Excerpt to read =>

=====

# LGB DUO SWITCHING LOCO



## Madman (Jan 5, 2008)

I have one of LGB's Duo switching locos. Those of you not familiar with these unique locos will find this interesting. The loco has automatic couplers, hook and loop, that uncouple when a certain amount of power is applied to the track. Turning the throttle up more moves the loco away from the uncoupled cars. This is all done via analog power. No digital or DCC or similar high tech stuff. 

My question is this; would this locomotive be able to operate on battery power?


----------



## TonyWalsham (Jan 2, 2008)

If you only wanted to control the speed and direction the answer is YES.

If you also wanted to operate the uncoupling feature it would probably be possible if the on board ESC had a linear output. 
However, most ESC's do not have a linear output. They typically all use PWM which cannot be adequately smoothed out by simply using capacitance. 
So the answer is really I doubt it.


----------



## Madman (Jan 5, 2008)

I kind of figured as much Tony. I have just started converting to battery power. Although my track is still powered, as I am not planning on converting all of my equipment. I must say, however, that so far I am very pleased with operation using battery and R/C.


----------



## Dan Pierce (Jan 2, 2008)

Would a bi-polar cap across the motor filter out most of the PWM to give the appearance of DC power? Something like a 15UF non-polarized cap? 

I do this to reduce the ping on my Aristocraft reversing unit and it works well.


----------



## TonyWalsham (Jan 2, 2008)

If you put too much capacitance across a pwm output the FET(s) will overheat, plus the smoothness of the drive is compromised. Even a value of 1µf will make the motor start up much more sudden. .1µf is about as much as you can use.


----------



## Jerry McColgan (Feb 8, 2008)

Posted By Madman on 29 Apr 2011 07:29 PM 
This is all done via analog power. No digital or DCC or similar high tech stuff. 

My question is this; would this locomotive be able to operate on battery power? 


Hi Dan,

Those little LGB Switchers are among my very favorite locos. I really wish LGB had put that system into a full size switcher.

As tiny as they are, where would you find room to put a battery and receiver?

You mentioned no digital or DCC which suggests to me that you have the 21900 (red) rather than the 23900 (blue) which came with a decoder installed.

I know virtually nothing about converting locos to battery power and even less about wireless DCC operations but, with this in mind, perhaps this may be of assistance in that it shows how to convert a 2190(0) to DCC. All I know is that I happened to have the document but I know nothing about how to make the conversion (and I don't speak or read German).

http://1stclass.mylargescale.com/je...to-DCC.doc

Perhaps this document can help you get to where you are trying to go. It might enable someone to figure out how to make a 21900 work with a regular RC system. I don't know.

I hope you are able to make it work because that would make a really neat addition to a battery powered layout.

Jerry


----------



## Madman (Jan 5, 2008)

=====

Given request 1 => Please copy out the listing, everything from its very first line down to the line containing "battery-icon — [373, 5, 392, 33]", both of those lines included.

=====

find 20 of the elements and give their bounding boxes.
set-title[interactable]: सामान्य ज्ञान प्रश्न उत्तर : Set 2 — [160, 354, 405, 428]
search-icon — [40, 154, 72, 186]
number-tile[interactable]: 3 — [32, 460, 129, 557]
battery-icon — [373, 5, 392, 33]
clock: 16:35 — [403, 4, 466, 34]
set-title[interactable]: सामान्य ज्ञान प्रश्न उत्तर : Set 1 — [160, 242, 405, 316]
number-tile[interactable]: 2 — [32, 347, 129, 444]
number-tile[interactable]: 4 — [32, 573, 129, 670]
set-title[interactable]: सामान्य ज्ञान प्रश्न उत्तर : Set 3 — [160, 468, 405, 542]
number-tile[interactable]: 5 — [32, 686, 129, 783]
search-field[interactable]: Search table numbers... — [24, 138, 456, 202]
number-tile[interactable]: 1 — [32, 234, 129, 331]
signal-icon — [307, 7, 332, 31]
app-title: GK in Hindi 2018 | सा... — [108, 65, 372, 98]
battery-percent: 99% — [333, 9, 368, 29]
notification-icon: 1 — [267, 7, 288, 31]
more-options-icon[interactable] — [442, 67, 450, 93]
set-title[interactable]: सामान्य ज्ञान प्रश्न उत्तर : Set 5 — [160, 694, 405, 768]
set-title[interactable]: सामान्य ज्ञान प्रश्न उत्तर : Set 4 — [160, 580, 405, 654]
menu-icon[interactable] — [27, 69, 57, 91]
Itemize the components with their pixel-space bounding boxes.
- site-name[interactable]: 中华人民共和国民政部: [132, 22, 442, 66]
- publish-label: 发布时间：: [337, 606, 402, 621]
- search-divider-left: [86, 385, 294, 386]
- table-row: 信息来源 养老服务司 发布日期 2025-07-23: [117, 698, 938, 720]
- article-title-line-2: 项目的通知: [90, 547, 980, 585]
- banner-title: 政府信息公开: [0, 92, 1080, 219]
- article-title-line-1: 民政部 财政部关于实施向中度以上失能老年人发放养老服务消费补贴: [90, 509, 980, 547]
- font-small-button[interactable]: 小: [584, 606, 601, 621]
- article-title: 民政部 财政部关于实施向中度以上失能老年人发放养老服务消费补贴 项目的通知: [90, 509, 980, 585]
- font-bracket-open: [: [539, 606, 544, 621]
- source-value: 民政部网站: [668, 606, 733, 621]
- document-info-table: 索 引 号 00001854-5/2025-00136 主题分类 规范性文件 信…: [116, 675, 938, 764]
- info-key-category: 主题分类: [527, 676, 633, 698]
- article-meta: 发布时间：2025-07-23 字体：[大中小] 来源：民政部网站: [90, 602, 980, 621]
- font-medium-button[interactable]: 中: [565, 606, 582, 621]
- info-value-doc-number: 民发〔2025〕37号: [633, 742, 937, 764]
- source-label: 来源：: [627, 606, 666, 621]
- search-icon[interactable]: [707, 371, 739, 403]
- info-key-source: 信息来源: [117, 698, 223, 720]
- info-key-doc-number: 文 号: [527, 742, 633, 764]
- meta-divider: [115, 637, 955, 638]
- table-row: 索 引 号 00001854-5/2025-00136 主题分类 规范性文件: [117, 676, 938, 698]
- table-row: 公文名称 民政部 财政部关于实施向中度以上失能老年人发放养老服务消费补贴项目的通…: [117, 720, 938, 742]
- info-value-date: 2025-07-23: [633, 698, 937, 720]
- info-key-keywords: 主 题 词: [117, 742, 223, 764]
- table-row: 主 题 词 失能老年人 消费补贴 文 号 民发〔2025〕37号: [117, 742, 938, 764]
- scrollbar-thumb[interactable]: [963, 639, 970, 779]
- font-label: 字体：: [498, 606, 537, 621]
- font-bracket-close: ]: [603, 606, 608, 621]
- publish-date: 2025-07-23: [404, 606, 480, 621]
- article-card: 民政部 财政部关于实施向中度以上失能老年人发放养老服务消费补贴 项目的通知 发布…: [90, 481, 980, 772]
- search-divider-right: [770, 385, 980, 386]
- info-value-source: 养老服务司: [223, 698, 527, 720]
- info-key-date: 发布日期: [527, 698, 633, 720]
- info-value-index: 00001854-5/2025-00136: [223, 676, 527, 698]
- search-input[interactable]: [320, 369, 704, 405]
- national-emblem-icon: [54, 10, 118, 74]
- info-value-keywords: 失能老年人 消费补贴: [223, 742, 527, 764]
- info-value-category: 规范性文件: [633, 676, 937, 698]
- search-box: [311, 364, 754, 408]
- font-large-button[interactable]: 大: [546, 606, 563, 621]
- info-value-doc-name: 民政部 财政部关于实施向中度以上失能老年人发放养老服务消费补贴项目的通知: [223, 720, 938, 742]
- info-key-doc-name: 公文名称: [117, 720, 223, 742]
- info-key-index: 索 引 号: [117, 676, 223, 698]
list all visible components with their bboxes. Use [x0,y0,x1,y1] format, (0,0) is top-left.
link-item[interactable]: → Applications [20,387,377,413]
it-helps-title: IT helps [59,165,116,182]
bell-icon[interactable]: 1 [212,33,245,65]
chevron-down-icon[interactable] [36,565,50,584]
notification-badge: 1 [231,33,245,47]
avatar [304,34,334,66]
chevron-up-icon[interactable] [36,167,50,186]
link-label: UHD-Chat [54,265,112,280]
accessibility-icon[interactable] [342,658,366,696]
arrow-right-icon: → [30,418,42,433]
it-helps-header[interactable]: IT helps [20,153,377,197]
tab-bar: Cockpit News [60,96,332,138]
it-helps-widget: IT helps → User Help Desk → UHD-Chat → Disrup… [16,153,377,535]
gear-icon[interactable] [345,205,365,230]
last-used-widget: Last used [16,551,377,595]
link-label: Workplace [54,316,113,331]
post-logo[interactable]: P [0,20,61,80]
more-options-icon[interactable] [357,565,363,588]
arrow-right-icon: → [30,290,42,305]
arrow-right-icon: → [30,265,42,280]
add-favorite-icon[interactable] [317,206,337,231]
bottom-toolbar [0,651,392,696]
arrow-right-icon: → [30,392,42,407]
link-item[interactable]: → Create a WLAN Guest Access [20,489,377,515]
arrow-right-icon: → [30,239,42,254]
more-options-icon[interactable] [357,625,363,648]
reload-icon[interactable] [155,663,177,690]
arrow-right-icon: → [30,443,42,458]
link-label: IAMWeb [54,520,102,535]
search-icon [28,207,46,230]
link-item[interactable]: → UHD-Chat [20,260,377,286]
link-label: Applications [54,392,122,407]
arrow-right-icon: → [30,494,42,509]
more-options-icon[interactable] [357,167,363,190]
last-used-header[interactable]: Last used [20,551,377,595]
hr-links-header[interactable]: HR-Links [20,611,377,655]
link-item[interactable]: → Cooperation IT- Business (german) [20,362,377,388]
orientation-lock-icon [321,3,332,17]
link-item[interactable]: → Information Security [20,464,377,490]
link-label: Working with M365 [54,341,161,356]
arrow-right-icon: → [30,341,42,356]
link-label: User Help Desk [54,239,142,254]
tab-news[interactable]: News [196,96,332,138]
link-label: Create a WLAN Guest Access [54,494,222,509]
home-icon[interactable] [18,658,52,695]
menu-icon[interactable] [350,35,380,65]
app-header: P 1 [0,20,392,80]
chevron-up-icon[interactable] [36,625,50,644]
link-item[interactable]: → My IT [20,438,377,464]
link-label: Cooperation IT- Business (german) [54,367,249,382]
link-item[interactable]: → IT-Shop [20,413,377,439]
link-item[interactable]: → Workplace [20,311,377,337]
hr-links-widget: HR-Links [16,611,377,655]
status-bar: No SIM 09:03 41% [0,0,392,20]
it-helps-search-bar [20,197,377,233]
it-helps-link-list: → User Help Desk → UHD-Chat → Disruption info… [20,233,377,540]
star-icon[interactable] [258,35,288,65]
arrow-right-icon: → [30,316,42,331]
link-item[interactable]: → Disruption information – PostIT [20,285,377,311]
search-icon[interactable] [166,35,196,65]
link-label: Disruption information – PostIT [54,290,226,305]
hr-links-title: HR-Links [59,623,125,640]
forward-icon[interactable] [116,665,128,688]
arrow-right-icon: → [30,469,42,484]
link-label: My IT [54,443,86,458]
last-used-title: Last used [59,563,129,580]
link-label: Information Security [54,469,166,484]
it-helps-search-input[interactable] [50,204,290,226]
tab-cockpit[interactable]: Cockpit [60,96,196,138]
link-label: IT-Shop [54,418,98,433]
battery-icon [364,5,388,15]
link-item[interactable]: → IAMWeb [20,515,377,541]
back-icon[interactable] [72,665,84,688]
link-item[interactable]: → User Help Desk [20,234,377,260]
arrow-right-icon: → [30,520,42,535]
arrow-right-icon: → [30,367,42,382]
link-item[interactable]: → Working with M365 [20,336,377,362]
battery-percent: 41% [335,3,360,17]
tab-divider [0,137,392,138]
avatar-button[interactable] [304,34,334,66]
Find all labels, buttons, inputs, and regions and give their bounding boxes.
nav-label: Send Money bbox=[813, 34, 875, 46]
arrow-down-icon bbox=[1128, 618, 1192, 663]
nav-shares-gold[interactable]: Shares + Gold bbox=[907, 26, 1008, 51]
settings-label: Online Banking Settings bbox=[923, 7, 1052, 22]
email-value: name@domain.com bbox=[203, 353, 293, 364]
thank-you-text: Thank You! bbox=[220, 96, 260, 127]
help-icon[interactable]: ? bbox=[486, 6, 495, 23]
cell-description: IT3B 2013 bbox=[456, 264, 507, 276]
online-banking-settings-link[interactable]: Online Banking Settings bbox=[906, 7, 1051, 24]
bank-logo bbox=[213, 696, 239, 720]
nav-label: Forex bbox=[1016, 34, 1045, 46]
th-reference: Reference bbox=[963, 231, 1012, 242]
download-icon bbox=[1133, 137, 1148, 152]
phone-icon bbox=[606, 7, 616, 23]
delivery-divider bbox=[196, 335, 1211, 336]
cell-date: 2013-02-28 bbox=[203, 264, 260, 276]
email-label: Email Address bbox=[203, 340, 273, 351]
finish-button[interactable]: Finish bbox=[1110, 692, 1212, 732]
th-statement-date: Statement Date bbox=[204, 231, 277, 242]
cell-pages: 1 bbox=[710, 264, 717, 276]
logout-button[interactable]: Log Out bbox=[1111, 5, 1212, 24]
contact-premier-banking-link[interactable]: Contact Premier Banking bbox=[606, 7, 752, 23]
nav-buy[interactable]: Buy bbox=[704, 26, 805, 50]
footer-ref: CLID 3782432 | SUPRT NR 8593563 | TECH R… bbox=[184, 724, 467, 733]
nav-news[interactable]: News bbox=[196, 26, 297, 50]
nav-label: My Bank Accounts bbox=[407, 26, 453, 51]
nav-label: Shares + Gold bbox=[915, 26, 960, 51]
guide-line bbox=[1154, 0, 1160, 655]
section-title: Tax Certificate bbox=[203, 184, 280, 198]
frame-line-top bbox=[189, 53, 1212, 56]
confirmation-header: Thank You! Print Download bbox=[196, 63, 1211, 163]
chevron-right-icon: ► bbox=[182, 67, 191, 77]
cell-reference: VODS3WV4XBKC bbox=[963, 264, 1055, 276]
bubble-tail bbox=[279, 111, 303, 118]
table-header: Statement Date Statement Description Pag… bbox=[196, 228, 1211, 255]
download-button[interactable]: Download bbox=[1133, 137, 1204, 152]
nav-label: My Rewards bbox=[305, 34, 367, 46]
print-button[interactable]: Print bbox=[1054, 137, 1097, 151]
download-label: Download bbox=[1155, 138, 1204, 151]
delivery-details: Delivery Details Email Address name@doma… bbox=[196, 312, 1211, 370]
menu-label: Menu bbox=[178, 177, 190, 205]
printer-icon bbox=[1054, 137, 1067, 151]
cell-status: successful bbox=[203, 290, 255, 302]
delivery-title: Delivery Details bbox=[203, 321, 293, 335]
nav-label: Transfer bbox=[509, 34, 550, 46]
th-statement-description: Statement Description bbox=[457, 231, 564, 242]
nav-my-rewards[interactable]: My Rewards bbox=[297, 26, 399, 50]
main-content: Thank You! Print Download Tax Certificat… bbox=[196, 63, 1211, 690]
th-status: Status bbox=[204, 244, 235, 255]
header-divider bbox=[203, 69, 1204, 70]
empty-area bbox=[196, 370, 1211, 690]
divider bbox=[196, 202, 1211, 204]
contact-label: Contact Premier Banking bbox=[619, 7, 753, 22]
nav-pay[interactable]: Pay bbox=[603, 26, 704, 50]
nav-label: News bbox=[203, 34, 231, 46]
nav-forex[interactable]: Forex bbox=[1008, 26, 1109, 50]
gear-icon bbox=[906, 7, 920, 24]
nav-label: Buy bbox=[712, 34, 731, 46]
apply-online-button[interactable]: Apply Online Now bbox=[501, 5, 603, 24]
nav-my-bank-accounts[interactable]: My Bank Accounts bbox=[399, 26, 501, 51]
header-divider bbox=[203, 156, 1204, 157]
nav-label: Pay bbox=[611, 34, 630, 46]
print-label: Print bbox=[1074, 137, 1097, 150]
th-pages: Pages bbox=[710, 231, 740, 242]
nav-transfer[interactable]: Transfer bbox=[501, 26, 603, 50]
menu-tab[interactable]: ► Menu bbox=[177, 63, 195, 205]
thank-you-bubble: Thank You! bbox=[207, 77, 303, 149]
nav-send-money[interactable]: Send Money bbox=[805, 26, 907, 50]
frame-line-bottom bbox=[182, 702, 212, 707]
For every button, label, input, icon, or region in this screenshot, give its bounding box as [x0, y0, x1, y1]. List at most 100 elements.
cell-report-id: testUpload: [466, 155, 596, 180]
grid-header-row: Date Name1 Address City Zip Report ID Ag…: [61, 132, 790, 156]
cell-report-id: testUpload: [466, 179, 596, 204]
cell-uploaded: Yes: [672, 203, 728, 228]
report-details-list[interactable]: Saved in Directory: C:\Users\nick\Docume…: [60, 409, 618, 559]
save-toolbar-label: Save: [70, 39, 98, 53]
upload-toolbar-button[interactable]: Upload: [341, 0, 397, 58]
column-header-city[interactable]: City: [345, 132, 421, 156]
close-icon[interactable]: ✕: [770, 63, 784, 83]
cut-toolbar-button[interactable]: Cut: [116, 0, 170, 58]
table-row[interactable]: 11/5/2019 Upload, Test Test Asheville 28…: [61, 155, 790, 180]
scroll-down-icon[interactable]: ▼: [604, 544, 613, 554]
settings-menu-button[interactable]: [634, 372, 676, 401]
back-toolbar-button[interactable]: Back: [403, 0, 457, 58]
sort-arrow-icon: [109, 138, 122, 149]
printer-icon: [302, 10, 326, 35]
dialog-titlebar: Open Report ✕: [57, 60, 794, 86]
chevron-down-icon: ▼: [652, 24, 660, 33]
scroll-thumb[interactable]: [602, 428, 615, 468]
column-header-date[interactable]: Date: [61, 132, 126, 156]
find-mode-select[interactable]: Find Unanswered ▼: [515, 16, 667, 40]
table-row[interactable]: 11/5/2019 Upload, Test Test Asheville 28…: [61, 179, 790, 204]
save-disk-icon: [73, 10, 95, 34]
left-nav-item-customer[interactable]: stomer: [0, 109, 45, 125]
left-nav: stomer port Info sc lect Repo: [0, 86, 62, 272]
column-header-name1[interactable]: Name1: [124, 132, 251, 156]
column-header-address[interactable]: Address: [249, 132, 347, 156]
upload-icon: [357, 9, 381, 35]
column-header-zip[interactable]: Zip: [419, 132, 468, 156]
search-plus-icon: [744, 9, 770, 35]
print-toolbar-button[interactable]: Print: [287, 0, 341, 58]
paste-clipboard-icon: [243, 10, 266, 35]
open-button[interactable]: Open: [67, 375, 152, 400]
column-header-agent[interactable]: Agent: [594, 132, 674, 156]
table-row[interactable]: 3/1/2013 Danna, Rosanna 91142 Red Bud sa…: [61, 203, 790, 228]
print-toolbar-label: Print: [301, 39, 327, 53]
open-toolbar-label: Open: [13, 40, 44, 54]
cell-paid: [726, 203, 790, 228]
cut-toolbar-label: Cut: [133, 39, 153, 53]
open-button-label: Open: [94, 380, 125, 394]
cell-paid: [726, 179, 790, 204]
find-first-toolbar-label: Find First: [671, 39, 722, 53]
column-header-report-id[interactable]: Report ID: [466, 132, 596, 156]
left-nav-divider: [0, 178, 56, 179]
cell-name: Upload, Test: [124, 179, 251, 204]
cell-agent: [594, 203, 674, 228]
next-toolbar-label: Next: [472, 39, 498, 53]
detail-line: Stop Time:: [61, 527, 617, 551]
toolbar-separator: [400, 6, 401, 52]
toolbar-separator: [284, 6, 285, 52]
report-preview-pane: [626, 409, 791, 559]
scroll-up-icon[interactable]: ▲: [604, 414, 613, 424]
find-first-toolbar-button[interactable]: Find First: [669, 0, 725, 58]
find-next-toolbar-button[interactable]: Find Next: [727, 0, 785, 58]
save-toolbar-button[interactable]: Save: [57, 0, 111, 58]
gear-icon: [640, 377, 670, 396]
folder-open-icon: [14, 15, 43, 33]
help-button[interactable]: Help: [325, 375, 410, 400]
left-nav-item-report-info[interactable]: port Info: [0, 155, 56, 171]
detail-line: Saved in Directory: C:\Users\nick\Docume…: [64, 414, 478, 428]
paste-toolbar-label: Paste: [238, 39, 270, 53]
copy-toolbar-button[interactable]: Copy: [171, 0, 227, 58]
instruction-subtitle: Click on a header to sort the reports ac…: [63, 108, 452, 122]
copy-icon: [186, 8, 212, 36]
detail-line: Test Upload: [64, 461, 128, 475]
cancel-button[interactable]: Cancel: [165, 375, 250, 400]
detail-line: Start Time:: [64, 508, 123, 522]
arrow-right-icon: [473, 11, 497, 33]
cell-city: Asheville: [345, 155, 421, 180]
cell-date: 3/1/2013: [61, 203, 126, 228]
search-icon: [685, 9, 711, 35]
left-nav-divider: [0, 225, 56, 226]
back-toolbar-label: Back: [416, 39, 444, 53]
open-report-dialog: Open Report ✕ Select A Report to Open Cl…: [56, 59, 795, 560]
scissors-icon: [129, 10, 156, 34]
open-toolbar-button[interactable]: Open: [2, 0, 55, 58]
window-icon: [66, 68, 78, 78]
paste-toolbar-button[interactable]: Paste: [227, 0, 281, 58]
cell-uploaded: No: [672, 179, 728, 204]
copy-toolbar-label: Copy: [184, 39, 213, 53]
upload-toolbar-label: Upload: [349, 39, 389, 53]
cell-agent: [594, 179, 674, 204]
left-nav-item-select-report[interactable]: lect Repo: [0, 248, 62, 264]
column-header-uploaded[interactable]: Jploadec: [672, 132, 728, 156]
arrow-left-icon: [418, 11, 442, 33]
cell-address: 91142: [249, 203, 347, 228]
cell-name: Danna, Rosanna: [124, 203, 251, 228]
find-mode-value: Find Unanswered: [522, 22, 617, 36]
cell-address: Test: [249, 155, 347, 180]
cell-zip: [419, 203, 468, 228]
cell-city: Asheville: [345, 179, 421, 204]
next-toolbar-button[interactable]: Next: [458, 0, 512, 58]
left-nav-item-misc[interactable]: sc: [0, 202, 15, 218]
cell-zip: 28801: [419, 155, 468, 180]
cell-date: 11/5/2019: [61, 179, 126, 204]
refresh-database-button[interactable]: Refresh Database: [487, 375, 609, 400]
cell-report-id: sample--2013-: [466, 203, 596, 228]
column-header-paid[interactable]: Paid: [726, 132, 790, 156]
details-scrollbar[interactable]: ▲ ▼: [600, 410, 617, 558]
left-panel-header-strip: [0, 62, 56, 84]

=====

Given request 2 => Give the distinct usernames that appear as post authors in the LGB Duo switching loco thread.

Correct result 1 =>
find 20 of the elements and give their bounding boxes.
set-title[interactable]: सामान्य ज्ञान प्रश्न उत्तर : Set 2 — [160, 354, 405, 428]
search-icon — [40, 154, 72, 186]
number-tile[interactable]: 3 — [32, 460, 129, 557]
battery-icon — [373, 5, 392, 33]

Correct result 2 => Madman, TonyWalsham, Dan Pierce, Jerry McColgan